Transcribe the listing verbatim. Do not carry over any pictures.

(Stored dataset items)
┄┄┄┄┄┄
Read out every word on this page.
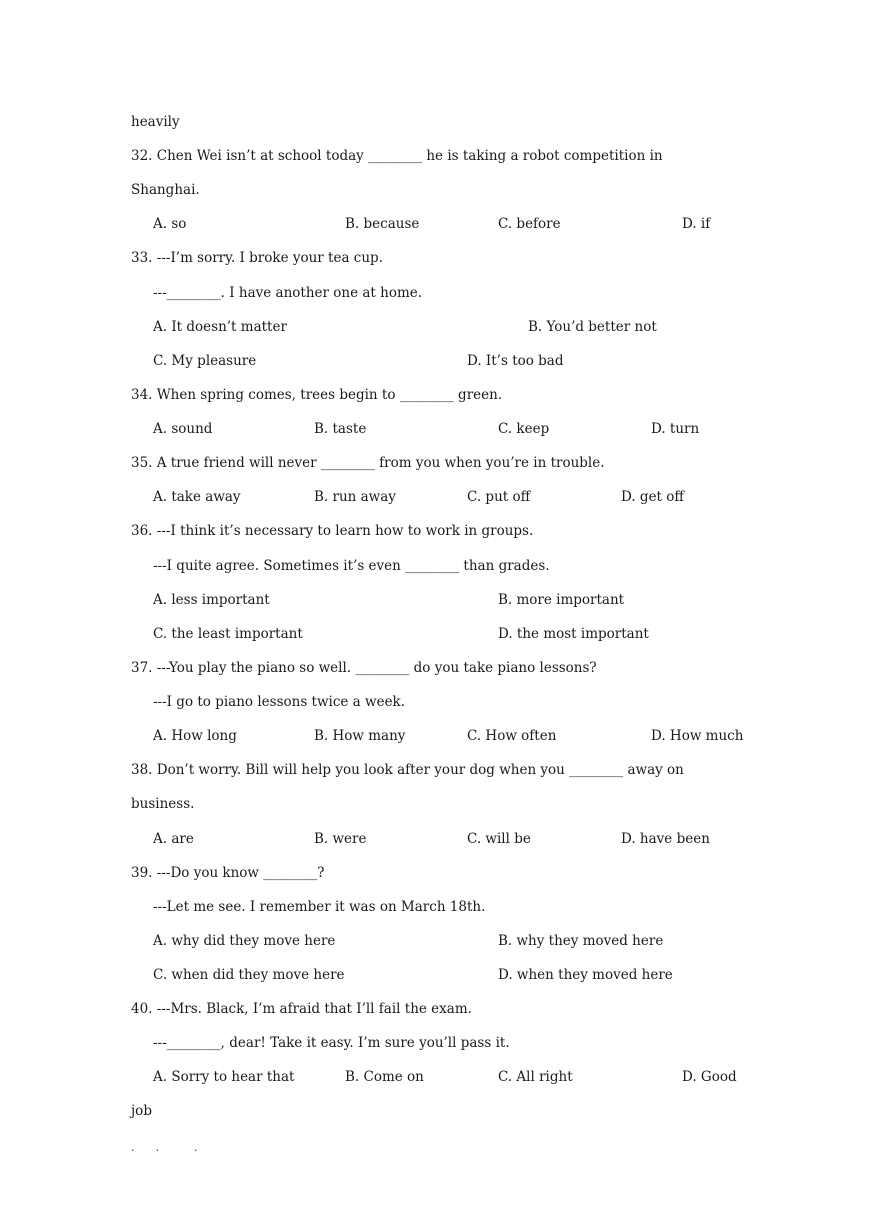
heavily
32. Chen Wei isn’t at school today ________ he is taking a robot competition in
Shanghai.
A. so	B. because	C. before	D. if
33. ---I’m sorry. I broke your tea cup.
---________. I have another one at home.
A. It doesn’t matter	B. You’d better not
C. My pleasure	D. It’s too bad
34. When spring comes, trees begin to ________ green.
A. sound	B. taste	C. keep	D. turn
35. A true friend will never ________ from you when you’re in trouble.
A. take away	B. run away	C. put off	D. get off
36. ---I think it’s necessary to learn how to work in groups.
---I quite agree. Sometimes it’s even ________ than grades.
A. less important	B. more important
C. the least important	D. the most important
37. ---You play the piano so well. ________ do you take piano lessons?
---I go to piano lessons twice a week.
A. How long	B. How many	C. How often	D. How much
38. Don’t worry. Bill will help you look after your dog when you ________ away on
business.
A. are	B. were	C. will be	D. have been
39. ---Do you know ________?
---Let me see. I remember it was on March 18th.
A. why did they move here	B. why they moved here
C. when did they move here	D. when they moved here
40. ---Mrs. Black, I’m afraid that I’ll fail the exam.
---________, dear! Take it easy. I’m sure you’ll pass it.
A. Sorry to hear that	B. Come on	C. All right	D. Good
job
.      .          .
┄┄┄┄┄┄
# [Response to the task]
Read out every word on this page.
heavily
32. Chen Wei isn’t at school today ________ he is taking a robot competition in
Shanghai.
A. so	B. because	C. before	D. if
33. ---I’m sorry. I broke your tea cup.
---________. I have another one at home.
A. It doesn’t matter	B. You’d better not
C. My pleasure	D. It’s too bad
34. When spring comes, trees begin to ________ green.
A. sound	B. taste	C. keep	D. turn
35. A true friend will never ________ from you when you’re in trouble.
A. take away	B. run away	C. put off	D. get off
36. ---I think it’s necessary to learn how to work in groups.
---I quite agree. Sometimes it’s even ________ than grades.
A. less important	B. more important
C. the least important	D. the most important
37. ---You play the piano so well. ________ do you take piano lessons?
---I go to piano lessons twice a week.
A. How long	B. How many	C. How often	D. How much
38. Don’t worry. Bill will help you look after your dog when you ________ away on
business.
A. are	B. were	C. will be	D. have been
39. ---Do you know ________?
---Let me see. I remember it was on March 18th.
A. why did they move here	B. why they moved here
C. when did they move here	D. when they moved here
40. ---Mrs. Black, I’m afraid that I’ll fail the exam.
---________, dear! Take it easy. I’m sure you’ll pass it.
A. Sorry to hear that	B. Come on	C. All right	D. Good
job
.      .          .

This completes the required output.